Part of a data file

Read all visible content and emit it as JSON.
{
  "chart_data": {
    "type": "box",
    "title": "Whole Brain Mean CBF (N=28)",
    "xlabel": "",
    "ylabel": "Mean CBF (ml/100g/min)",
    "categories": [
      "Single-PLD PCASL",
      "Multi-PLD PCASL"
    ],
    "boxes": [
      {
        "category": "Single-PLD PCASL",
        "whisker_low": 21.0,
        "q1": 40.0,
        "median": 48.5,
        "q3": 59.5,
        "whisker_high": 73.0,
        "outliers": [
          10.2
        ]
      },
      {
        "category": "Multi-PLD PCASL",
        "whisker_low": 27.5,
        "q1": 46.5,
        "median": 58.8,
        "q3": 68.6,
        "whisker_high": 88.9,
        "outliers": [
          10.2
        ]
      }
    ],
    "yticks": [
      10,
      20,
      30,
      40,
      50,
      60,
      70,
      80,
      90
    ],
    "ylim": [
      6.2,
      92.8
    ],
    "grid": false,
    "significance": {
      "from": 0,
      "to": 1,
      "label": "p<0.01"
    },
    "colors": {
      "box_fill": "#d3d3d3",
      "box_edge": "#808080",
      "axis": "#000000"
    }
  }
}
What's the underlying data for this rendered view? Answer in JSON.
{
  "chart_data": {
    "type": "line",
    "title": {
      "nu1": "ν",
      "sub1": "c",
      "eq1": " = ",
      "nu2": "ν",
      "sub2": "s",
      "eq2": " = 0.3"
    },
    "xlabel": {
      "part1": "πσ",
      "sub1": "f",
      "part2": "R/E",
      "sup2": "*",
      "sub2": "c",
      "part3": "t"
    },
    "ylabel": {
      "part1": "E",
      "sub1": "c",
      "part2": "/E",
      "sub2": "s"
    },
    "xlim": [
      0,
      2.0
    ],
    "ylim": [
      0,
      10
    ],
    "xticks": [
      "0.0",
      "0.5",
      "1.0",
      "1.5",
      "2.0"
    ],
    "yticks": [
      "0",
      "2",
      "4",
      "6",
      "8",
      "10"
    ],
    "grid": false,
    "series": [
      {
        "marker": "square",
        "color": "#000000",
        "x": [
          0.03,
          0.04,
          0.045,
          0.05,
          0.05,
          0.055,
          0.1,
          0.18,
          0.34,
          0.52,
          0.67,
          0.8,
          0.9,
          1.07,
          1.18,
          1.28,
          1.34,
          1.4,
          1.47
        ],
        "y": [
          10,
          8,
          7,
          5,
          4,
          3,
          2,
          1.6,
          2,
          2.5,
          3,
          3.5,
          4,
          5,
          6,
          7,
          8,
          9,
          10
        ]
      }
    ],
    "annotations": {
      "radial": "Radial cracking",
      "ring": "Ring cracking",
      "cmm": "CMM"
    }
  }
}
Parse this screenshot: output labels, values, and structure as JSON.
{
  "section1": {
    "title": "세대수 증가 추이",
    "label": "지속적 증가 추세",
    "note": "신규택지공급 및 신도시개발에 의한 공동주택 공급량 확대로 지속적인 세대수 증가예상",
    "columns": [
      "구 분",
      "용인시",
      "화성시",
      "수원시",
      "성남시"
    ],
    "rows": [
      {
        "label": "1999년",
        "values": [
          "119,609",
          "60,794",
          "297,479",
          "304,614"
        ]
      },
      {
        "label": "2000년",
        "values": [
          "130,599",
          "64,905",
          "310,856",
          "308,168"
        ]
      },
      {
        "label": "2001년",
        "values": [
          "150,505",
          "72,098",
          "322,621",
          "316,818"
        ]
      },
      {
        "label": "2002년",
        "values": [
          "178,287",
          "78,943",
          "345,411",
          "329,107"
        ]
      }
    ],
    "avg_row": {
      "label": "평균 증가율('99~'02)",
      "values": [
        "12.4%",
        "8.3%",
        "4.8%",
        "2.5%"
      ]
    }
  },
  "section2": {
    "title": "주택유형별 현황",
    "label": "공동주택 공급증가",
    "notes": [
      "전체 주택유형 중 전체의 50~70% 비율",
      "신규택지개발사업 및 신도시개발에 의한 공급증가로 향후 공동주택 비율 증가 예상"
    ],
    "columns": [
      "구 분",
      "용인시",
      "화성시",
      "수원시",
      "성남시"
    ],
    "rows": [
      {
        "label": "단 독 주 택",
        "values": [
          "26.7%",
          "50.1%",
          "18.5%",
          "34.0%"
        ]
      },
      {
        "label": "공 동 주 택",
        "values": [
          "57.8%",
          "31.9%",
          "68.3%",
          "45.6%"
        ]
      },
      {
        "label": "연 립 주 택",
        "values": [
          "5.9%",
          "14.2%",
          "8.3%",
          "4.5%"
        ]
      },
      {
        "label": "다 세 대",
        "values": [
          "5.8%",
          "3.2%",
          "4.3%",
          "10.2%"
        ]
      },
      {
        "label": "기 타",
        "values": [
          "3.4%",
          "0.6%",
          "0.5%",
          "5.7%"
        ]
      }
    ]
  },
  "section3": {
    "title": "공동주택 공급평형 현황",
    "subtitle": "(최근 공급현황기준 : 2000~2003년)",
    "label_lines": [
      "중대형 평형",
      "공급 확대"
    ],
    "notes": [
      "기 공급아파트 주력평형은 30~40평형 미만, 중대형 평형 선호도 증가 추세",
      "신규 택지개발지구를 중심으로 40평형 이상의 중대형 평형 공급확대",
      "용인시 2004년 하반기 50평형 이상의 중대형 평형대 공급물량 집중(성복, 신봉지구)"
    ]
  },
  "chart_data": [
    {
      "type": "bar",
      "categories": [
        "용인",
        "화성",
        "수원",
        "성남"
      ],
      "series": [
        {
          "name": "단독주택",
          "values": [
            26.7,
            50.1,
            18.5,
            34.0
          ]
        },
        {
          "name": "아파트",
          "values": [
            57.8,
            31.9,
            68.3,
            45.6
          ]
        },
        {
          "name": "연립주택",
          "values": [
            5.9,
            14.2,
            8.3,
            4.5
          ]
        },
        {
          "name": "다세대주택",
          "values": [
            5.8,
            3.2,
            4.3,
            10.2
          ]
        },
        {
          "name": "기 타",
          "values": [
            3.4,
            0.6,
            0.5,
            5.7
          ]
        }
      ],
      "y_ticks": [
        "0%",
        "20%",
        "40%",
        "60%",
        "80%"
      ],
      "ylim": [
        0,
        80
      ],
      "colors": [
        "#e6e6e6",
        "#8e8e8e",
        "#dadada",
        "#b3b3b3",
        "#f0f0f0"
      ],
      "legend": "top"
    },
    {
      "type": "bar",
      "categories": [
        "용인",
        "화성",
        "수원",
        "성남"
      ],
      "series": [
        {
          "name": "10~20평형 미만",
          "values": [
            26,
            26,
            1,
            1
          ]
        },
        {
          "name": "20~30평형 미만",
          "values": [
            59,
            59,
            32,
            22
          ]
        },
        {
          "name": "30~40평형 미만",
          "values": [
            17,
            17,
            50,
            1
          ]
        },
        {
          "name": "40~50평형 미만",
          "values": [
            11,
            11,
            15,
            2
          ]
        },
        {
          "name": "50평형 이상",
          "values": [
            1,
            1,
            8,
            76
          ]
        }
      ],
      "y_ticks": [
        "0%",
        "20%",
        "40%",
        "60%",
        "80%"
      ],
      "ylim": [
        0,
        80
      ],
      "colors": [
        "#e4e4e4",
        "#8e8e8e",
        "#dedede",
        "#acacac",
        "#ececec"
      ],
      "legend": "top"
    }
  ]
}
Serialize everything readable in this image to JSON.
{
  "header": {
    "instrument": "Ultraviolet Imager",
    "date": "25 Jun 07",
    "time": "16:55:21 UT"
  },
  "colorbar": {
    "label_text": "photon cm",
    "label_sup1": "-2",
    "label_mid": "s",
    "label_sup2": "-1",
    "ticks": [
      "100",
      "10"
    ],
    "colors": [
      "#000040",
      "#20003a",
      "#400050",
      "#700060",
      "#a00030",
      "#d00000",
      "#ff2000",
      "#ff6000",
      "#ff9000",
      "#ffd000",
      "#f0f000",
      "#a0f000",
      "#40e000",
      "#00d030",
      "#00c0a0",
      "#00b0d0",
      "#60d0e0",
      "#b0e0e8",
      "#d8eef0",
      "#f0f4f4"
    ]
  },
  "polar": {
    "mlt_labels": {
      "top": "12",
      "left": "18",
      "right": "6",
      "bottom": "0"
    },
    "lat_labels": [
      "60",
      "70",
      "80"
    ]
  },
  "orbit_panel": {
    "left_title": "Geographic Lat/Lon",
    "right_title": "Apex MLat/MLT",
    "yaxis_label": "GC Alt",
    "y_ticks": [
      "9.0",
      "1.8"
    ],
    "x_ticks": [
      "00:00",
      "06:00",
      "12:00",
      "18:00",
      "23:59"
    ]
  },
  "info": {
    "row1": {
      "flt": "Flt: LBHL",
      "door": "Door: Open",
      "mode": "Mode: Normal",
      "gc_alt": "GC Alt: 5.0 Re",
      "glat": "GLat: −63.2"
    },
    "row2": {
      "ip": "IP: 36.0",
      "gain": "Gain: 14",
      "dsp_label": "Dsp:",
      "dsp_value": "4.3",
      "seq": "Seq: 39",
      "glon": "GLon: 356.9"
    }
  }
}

Your goal
Repeat, word for word, every line from the line that contains "Serialize everything readable" to the end of the entries; include both of those lines and no others.

The solution
Serialize everything readable in this image to JSON.
{
  "header": {
    "instrument": "Ultraviolet Imager",
    "date": "25 Jun 07",
    "time": "16:55:21 UT"
  },
  "colorbar": {
    "label_text": "photon cm",
    "label_sup1": "-2",
    "label_mid": "s",
    "label_sup2": "-1",
    "ticks": [
      "100",
      "10"
    ],
    "colors": [
      "#000040",
      "#20003a",
      "#400050",
      "#700060",
      "#a00030",
      "#d00000",
      "#ff2000",
      "#ff6000",
      "#ff9000",
      "#ffd000",
      "#f0f000",
      "#a0f000",
      "#40e000",
      "#00d030",
      "#00c0a0",
      "#00b0d0",
      "#60d0e0",
      "#b0e0e8",
      "#d8eef0",
      "#f0f4f4"
    ]
  },
  "polar": {
    "mlt_labels": {
      "top": "12",
      "left": "18",
      "right": "6",
      "bottom": "0"
    },
    "lat_labels": [
      "60",
      "70",
      "80"
    ]
  },
  "orbit_panel": {
    "left_title": "Geographic Lat/Lon",
    "right_title": "Apex MLat/MLT",
    "yaxis_label": "GC Alt",
    "y_ticks": [
      "9.0",
      "1.8"
    ],
    "x_ticks": [
      "00:00",
      "06:00",
      "12:00",
      "18:00",
      "23:59"
    ]
  },
  "info": {
    "row1": {
      "flt": "Flt: LBHL",
      "door": "Door: Open",
      "mode": "Mode: Normal",
      "gc_alt": "GC Alt: 5.0 Re",
      "glat": "GLat: −63.2"
    },
    "row2": {
      "ip": "IP: 36.0",
      "gain": "Gain: 14",
      "dsp_label": "Dsp:",
      "dsp_value": "4.3",
      "seq": "Seq: 39",
      "glon": "GLon: 356.9"
    }
  }
}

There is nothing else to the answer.